Extracted data:
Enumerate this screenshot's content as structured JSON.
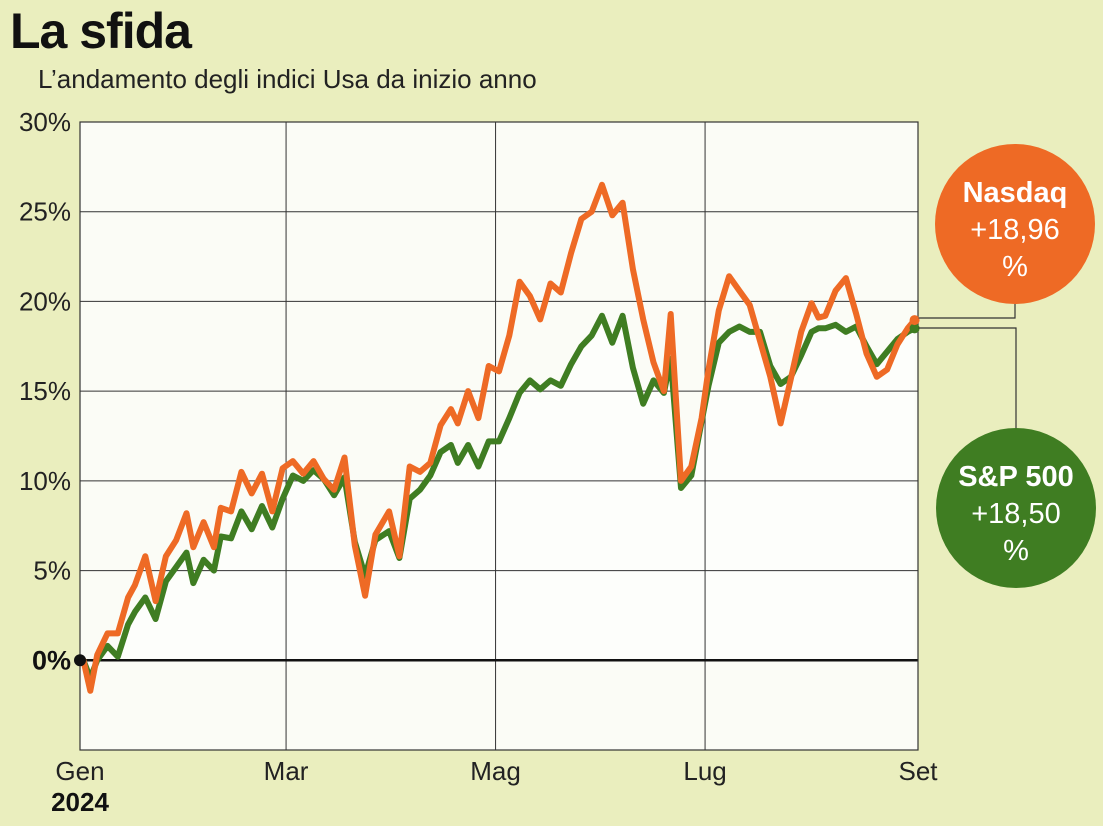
{
  "title": "La sfida",
  "subtitle": "L’andamento degli indici Usa da inizio anno",
  "colors": {
    "nasdaq": "#ee6a25",
    "sp500": "#3f7d22",
    "background": "#eaeebe",
    "plot_area": "#fbfcf6"
  },
  "chart_data": {
    "type": "line",
    "x_tick_labels": [
      "Gen",
      "Mar",
      "Mag",
      "Lug",
      "Set"
    ],
    "x_year_label": "2024",
    "y_tick_labels": [
      "30%",
      "25%",
      "20%",
      "15%",
      "10%",
      "5%",
      "0%"
    ],
    "ylim": [
      -5,
      30
    ],
    "grid": true,
    "series": [
      {
        "name": "Nasdaq",
        "final_label": "+18,96 %",
        "final_value": 18.96,
        "x": [
          "2024-01-02",
          "2024-01-04",
          "2024-01-06",
          "2024-01-09",
          "2024-01-12",
          "2024-01-15",
          "2024-01-17",
          "2024-01-20",
          "2024-01-23",
          "2024-01-26",
          "2024-01-29",
          "2024-02-01",
          "2024-02-03",
          "2024-02-06",
          "2024-02-09",
          "2024-02-11",
          "2024-02-14",
          "2024-02-17",
          "2024-02-20",
          "2024-02-23",
          "2024-02-26",
          "2024-02-29",
          "2024-03-03",
          "2024-03-06",
          "2024-03-09",
          "2024-03-12",
          "2024-03-15",
          "2024-03-18",
          "2024-03-21",
          "2024-03-24",
          "2024-03-27",
          "2024-03-31",
          "2024-04-03",
          "2024-04-06",
          "2024-04-09",
          "2024-04-12",
          "2024-04-15",
          "2024-04-18",
          "2024-04-20",
          "2024-04-23",
          "2024-04-26",
          "2024-04-29",
          "2024-05-02",
          "2024-05-05",
          "2024-05-08",
          "2024-05-11",
          "2024-05-14",
          "2024-05-17",
          "2024-05-20",
          "2024-05-23",
          "2024-05-26",
          "2024-05-29",
          "2024-06-01",
          "2024-06-04",
          "2024-06-07",
          "2024-06-10",
          "2024-06-13",
          "2024-06-16",
          "2024-06-19",
          "2024-06-21",
          "2024-06-24",
          "2024-06-27",
          "2024-06-30",
          "2024-07-02",
          "2024-07-05",
          "2024-07-08",
          "2024-07-11",
          "2024-07-14",
          "2024-07-17",
          "2024-07-20",
          "2024-07-23",
          "2024-07-26",
          "2024-07-29",
          "2024-08-01",
          "2024-08-03",
          "2024-08-05",
          "2024-08-08",
          "2024-08-11",
          "2024-08-14",
          "2024-08-17",
          "2024-08-20",
          "2024-08-23",
          "2024-08-26",
          "2024-08-29",
          "2024-08-31"
        ],
        "values": [
          0,
          -1.7,
          0.3,
          1.5,
          1.5,
          3.5,
          4.2,
          5.8,
          3.3,
          5.8,
          6.7,
          8.2,
          6.3,
          7.7,
          6.3,
          8.5,
          8.3,
          10.5,
          9.3,
          10.4,
          8.3,
          10.7,
          11.1,
          10.4,
          11.1,
          10.1,
          9.5,
          11.3,
          6.4,
          3.6,
          7.0,
          8.3,
          5.8,
          10.8,
          10.5,
          11.0,
          13.1,
          14.0,
          13.2,
          15.0,
          13.5,
          16.4,
          16.1,
          18.1,
          21.1,
          20.3,
          19.0,
          21.0,
          20.5,
          22.7,
          24.6,
          25.0,
          26.5,
          24.8,
          25.5,
          21.8,
          19.0,
          16.6,
          15.0,
          19.3,
          10.0,
          10.8,
          13.5,
          16.2,
          19.5,
          21.4,
          20.6,
          19.8,
          17.8,
          15.8,
          13.2,
          15.7,
          18.3,
          19.9,
          19.1,
          19.2,
          20.6,
          21.3,
          19.3,
          17.1,
          15.8,
          16.2,
          17.6,
          18.5,
          18.96
        ]
      },
      {
        "name": "S&P 500",
        "final_label": "+18,50 %",
        "final_value": 18.5,
        "x": [
          "2024-01-02",
          "2024-01-04",
          "2024-01-06",
          "2024-01-09",
          "2024-01-12",
          "2024-01-15",
          "2024-01-17",
          "2024-01-20",
          "2024-01-23",
          "2024-01-26",
          "2024-01-29",
          "2024-02-01",
          "2024-02-03",
          "2024-02-06",
          "2024-02-09",
          "2024-02-11",
          "2024-02-14",
          "2024-02-17",
          "2024-02-20",
          "2024-02-23",
          "2024-02-26",
          "2024-02-29",
          "2024-03-03",
          "2024-03-06",
          "2024-03-09",
          "2024-03-12",
          "2024-03-15",
          "2024-03-18",
          "2024-03-21",
          "2024-03-24",
          "2024-03-27",
          "2024-03-31",
          "2024-04-03",
          "2024-04-06",
          "2024-04-09",
          "2024-04-12",
          "2024-04-15",
          "2024-04-18",
          "2024-04-20",
          "2024-04-23",
          "2024-04-26",
          "2024-04-29",
          "2024-05-02",
          "2024-05-05",
          "2024-05-08",
          "2024-05-11",
          "2024-05-14",
          "2024-05-17",
          "2024-05-20",
          "2024-05-23",
          "2024-05-26",
          "2024-05-29",
          "2024-06-01",
          "2024-06-04",
          "2024-06-07",
          "2024-06-10",
          "2024-06-13",
          "2024-06-16",
          "2024-06-19",
          "2024-06-21",
          "2024-06-24",
          "2024-06-27",
          "2024-06-30",
          "2024-07-02",
          "2024-07-05",
          "2024-07-08",
          "2024-07-11",
          "2024-07-14",
          "2024-07-17",
          "2024-07-20",
          "2024-07-23",
          "2024-07-26",
          "2024-07-29",
          "2024-08-01",
          "2024-08-03",
          "2024-08-05",
          "2024-08-08",
          "2024-08-11",
          "2024-08-14",
          "2024-08-17",
          "2024-08-20",
          "2024-08-23",
          "2024-08-26",
          "2024-08-29",
          "2024-08-31"
        ],
        "values": [
          0,
          -1.0,
          0.0,
          0.8,
          0.2,
          2.0,
          2.7,
          3.5,
          2.3,
          4.4,
          5.2,
          6.0,
          4.3,
          5.6,
          5.0,
          6.9,
          6.8,
          8.3,
          7.3,
          8.6,
          7.4,
          9.0,
          10.3,
          10.0,
          10.6,
          10.1,
          9.2,
          10.2,
          6.6,
          4.7,
          6.7,
          7.2,
          5.7,
          9.0,
          9.5,
          10.3,
          11.6,
          12.0,
          11.0,
          12.0,
          10.8,
          12.2,
          12.2,
          13.5,
          14.9,
          15.6,
          15.1,
          15.6,
          15.3,
          16.5,
          17.5,
          18.1,
          19.2,
          17.7,
          19.2,
          16.3,
          14.3,
          15.6,
          14.9,
          16.8,
          9.6,
          10.3,
          13.3,
          15.3,
          17.7,
          18.3,
          18.6,
          18.3,
          18.3,
          16.4,
          15.4,
          15.8,
          17.0,
          18.3,
          18.5,
          18.5,
          18.7,
          18.3,
          18.6,
          17.5,
          16.5,
          17.2,
          17.9,
          18.3,
          18.5
        ]
      }
    ]
  }
}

Exercise description:
Restate every record exactly, please; do not copy the pictures.

Written response:
Enumerate this screenshot's content as structured JSON.
{
  "title": "La sfida",
  "subtitle": "L’andamento degli indici Usa da inizio anno",
  "colors": {
    "nasdaq": "#ee6a25",
    "sp500": "#3f7d22",
    "background": "#eaeebe",
    "plot_area": "#fbfcf6"
  },
  "chart_data": {
    "type": "line",
    "x_tick_labels": [
      "Gen",
      "Mar",
      "Mag",
      "Lug",
      "Set"
    ],
    "x_year_label": "2024",
    "y_tick_labels": [
      "30%",
      "25%",
      "20%",
      "15%",
      "10%",
      "5%",
      "0%"
    ],
    "ylim": [
      -5,
      30
    ],
    "grid": true,
    "series": [
      {
        "name": "Nasdaq",
        "final_label": "+18,96 %",
        "final_value": 18.96,
        "x": [
          "2024-01-02",
          "2024-01-04",
          "2024-01-06",
          "2024-01-09",
          "2024-01-12",
          "2024-01-15",
          "2024-01-17",
          "2024-01-20",
          "2024-01-23",
          "2024-01-26",
          "2024-01-29",
          "2024-02-01",
          "2024-02-03",
          "2024-02-06",
          "2024-02-09",
          "2024-02-11",
          "2024-02-14",
          "2024-02-17",
          "2024-02-20",
          "2024-02-23",
          "2024-02-26",
          "2024-02-29",
          "2024-03-03",
          "2024-03-06",
          "2024-03-09",
          "2024-03-12",
          "2024-03-15",
          "2024-03-18",
          "2024-03-21",
          "2024-03-24",
          "2024-03-27",
          "2024-03-31",
          "2024-04-03",
          "2024-04-06",
          "2024-04-09",
          "2024-04-12",
          "2024-04-15",
          "2024-04-18",
          "2024-04-20",
          "2024-04-23",
          "2024-04-26",
          "2024-04-29",
          "2024-05-02",
          "2024-05-05",
          "2024-05-08",
          "2024-05-11",
          "2024-05-14",
          "2024-05-17",
          "2024-05-20",
          "2024-05-23",
          "2024-05-26",
          "2024-05-29",
          "2024-06-01",
          "2024-06-04",
          "2024-06-07",
          "2024-06-10",
          "2024-06-13",
          "2024-06-16",
          "2024-06-19",
          "2024-06-21",
          "2024-06-24",
          "2024-06-27",
          "2024-06-30",
          "2024-07-02",
          "2024-07-05",
          "2024-07-08",
          "2024-07-11",
          "2024-07-14",
          "2024-07-17",
          "2024-07-20",
          "2024-07-23",
          "2024-07-26",
          "2024-07-29",
          "2024-08-01",
          "2024-08-03",
          "2024-08-05",
          "2024-08-08",
          "2024-08-11",
          "2024-08-14",
          "2024-08-17",
          "2024-08-20",
          "2024-08-23",
          "2024-08-26",
          "2024-08-29",
          "2024-08-31"
        ],
        "values": [
          0,
          -1.7,
          0.3,
          1.5,
          1.5,
          3.5,
          4.2,
          5.8,
          3.3,
          5.8,
          6.7,
          8.2,
          6.3,
          7.7,
          6.3,
          8.5,
          8.3,
          10.5,
          9.3,
          10.4,
          8.3,
          10.7,
          11.1,
          10.4,
          11.1,
          10.1,
          9.5,
          11.3,
          6.4,
          3.6,
          7.0,
          8.3,
          5.8,
          10.8,
          10.5,
          11.0,
          13.1,
          14.0,
          13.2,
          15.0,
          13.5,
          16.4,
          16.1,
          18.1,
          21.1,
          20.3,
          19.0,
          21.0,
          20.5,
          22.7,
          24.6,
          25.0,
          26.5,
          24.8,
          25.5,
          21.8,
          19.0,
          16.6,
          15.0,
          19.3,
          10.0,
          10.8,
          13.5,
          16.2,
          19.5,
          21.4,
          20.6,
          19.8,
          17.8,
          15.8,
          13.2,
          15.7,
          18.3,
          19.9,
          19.1,
          19.2,
          20.6,
          21.3,
          19.3,
          17.1,
          15.8,
          16.2,
          17.6,
          18.5,
          18.96
        ]
      },
      {
        "name": "S&P 500",
        "final_label": "+18,50 %",
        "final_value": 18.5,
        "x": [
          "2024-01-02",
          "2024-01-04",
          "2024-01-06",
          "2024-01-09",
          "2024-01-12",
          "2024-01-15",
          "2024-01-17",
          "2024-01-20",
          "2024-01-23",
          "2024-01-26",
          "2024-01-29",
          "2024-02-01",
          "2024-02-03",
          "2024-02-06",
          "2024-02-09",
          "2024-02-11",
          "2024-02-14",
          "2024-02-17",
          "2024-02-20",
          "2024-02-23",
          "2024-02-26",
          "2024-02-29",
          "2024-03-03",
          "2024-03-06",
          "2024-03-09",
          "2024-03-12",
          "2024-03-15",
          "2024-03-18",
          "2024-03-21",
          "2024-03-24",
          "2024-03-27",
          "2024-03-31",
          "2024-04-03",
          "2024-04-06",
          "2024-04-09",
          "2024-04-12",
          "2024-04-15",
          "2024-04-18",
          "2024-04-20",
          "2024-04-23",
          "2024-04-26",
          "2024-04-29",
          "2024-05-02",
          "2024-05-05",
          "2024-05-08",
          "2024-05-11",
          "2024-05-14",
          "2024-05-17",
          "2024-05-20",
          "2024-05-23",
          "2024-05-26",
          "2024-05-29",
          "2024-06-01",
          "2024-06-04",
          "2024-06-07",
          "2024-06-10",
          "2024-06-13",
          "2024-06-16",
          "2024-06-19",
          "2024-06-21",
          "2024-06-24",
          "2024-06-27",
          "2024-06-30",
          "2024-07-02",
          "2024-07-05",
          "2024-07-08",
          "2024-07-11",
          "2024-07-14",
          "2024-07-17",
          "2024-07-20",
          "2024-07-23",
          "2024-07-26",
          "2024-07-29",
          "2024-08-01",
          "2024-08-03",
          "2024-08-05",
          "2024-08-08",
          "2024-08-11",
          "2024-08-14",
          "2024-08-17",
          "2024-08-20",
          "2024-08-23",
          "2024-08-26",
          "2024-08-29",
          "2024-08-31"
        ],
        "values": [
          0,
          -1.0,
          0.0,
          0.8,
          0.2,
          2.0,
          2.7,
          3.5,
          2.3,
          4.4,
          5.2,
          6.0,
          4.3,
          5.6,
          5.0,
          6.9,
          6.8,
          8.3,
          7.3,
          8.6,
          7.4,
          9.0,
          10.3,
          10.0,
          10.6,
          10.1,
          9.2,
          10.2,
          6.6,
          4.7,
          6.7,
          7.2,
          5.7,
          9.0,
          9.5,
          10.3,
          11.6,
          12.0,
          11.0,
          12.0,
          10.8,
          12.2,
          12.2,
          13.5,
          14.9,
          15.6,
          15.1,
          15.6,
          15.3,
          16.5,
          17.5,
          18.1,
          19.2,
          17.7,
          19.2,
          16.3,
          14.3,
          15.6,
          14.9,
          16.8,
          9.6,
          10.3,
          13.3,
          15.3,
          17.7,
          18.3,
          18.6,
          18.3,
          18.3,
          16.4,
          15.4,
          15.8,
          17.0,
          18.3,
          18.5,
          18.5,
          18.7,
          18.3,
          18.6,
          17.5,
          16.5,
          17.2,
          17.9,
          18.3,
          18.5
        ]
      }
    ]
  }
}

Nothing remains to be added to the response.